>> Begin

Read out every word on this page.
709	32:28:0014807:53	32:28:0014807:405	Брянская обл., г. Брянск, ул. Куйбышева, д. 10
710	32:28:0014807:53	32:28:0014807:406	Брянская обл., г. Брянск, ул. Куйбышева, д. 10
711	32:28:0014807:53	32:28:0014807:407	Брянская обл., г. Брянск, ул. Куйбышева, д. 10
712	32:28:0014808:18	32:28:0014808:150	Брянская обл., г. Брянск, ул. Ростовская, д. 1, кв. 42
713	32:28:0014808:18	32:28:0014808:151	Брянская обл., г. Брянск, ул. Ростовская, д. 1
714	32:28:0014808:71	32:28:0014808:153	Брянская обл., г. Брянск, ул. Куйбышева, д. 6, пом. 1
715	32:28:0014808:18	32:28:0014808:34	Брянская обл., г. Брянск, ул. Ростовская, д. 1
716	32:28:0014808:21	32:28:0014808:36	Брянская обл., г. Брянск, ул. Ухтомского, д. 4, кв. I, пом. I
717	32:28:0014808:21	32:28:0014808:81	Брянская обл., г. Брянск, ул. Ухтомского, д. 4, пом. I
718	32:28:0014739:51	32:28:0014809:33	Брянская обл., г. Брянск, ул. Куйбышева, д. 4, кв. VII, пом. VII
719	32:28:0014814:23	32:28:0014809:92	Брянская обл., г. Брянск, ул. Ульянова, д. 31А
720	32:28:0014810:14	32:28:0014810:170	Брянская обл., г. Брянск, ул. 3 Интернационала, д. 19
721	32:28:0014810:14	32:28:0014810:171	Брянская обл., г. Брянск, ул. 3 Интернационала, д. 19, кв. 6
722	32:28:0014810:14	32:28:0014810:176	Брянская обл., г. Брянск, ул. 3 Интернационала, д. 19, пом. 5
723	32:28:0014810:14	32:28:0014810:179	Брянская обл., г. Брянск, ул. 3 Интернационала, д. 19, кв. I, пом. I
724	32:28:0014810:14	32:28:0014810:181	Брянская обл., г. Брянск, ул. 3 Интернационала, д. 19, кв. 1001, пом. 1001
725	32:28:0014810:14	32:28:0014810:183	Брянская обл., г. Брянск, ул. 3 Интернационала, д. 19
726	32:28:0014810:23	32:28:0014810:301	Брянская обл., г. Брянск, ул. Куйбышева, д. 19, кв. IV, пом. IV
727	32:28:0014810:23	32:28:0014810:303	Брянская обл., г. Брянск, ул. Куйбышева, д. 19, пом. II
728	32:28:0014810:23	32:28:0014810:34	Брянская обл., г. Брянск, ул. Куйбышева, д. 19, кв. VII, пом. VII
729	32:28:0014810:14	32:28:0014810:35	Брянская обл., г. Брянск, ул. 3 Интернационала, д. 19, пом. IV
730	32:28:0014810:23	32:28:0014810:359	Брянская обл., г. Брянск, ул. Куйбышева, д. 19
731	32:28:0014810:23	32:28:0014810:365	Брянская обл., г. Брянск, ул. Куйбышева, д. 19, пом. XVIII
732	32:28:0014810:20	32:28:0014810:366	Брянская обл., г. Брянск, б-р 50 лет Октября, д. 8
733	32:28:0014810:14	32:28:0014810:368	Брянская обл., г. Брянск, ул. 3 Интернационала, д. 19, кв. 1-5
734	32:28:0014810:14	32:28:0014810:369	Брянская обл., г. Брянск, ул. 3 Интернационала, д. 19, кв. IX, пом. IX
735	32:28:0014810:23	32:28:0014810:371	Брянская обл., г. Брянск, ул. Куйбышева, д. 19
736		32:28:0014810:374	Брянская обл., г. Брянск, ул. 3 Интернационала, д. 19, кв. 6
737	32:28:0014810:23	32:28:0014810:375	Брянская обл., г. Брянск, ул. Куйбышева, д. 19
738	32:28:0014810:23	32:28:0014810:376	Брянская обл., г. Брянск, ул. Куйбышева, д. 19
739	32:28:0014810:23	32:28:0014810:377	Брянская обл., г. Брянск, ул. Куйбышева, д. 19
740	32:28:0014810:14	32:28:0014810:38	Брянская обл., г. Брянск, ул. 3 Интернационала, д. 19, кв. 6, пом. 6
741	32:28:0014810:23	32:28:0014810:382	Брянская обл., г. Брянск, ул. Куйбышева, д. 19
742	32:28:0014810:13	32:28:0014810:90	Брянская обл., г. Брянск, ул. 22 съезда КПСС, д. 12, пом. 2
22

>> End

> [Task goal]:
Each line in the listing above that contains "Интернационала" should be copied.

> [Expected answer]:
720	32:28:0014810:14	32:28:0014810:170	Брянская обл., г. Брянск, ул. 3 Интернационала, д. 19
721	32:28:0014810:14	32:28:0014810:171	Брянская обл., г. Брянск, ул. 3 Интернационала, д. 19, кв. 6
722	32:28:0014810:14	32:28:0014810:176	Брянская обл., г. Брянск, ул. 3 Интернационала, д. 19, пом. 5
723	32:28:0014810:14	32:28:0014810:179	Брянская обл., г. Брянск, ул. 3 Интернационала, д. 19, кв. I, пом. I
724	32:28:0014810:14	32:28:0014810:181	Брянская обл., г. Брянск, ул. 3 Интернационала, д. 19, кв. 1001, пом. 1001
725	32:28:0014810:14	32:28:0014810:183	Брянская обл., г. Брянск, ул. 3 Интернационала, д. 19
729	32:28:0014810:14	32:28:0014810:35	Брянская обл., г. Брянск, ул. 3 Интернационала, д. 19, пом. IV
733	32:28:0014810:14	32:28:0014810:368	Брянская обл., г. Брянск, ул. 3 Интернационала, д. 19, кв. 1-5
734	32:28:0014810:14	32:28:0014810:369	Брянская обл., г. Брянск, ул. 3 Интернационала, д. 19, кв. IX, пом. IX
736		32:28:0014810:374	Брянская обл., г. Брянск, ул. 3 Интернационала, д. 19, кв. 6
740	32:28:0014810:14	32:28:0014810:38	Брянская обл., г. Брянск, ул. 3 Интернационала, д. 19, кв. 6, пом. 6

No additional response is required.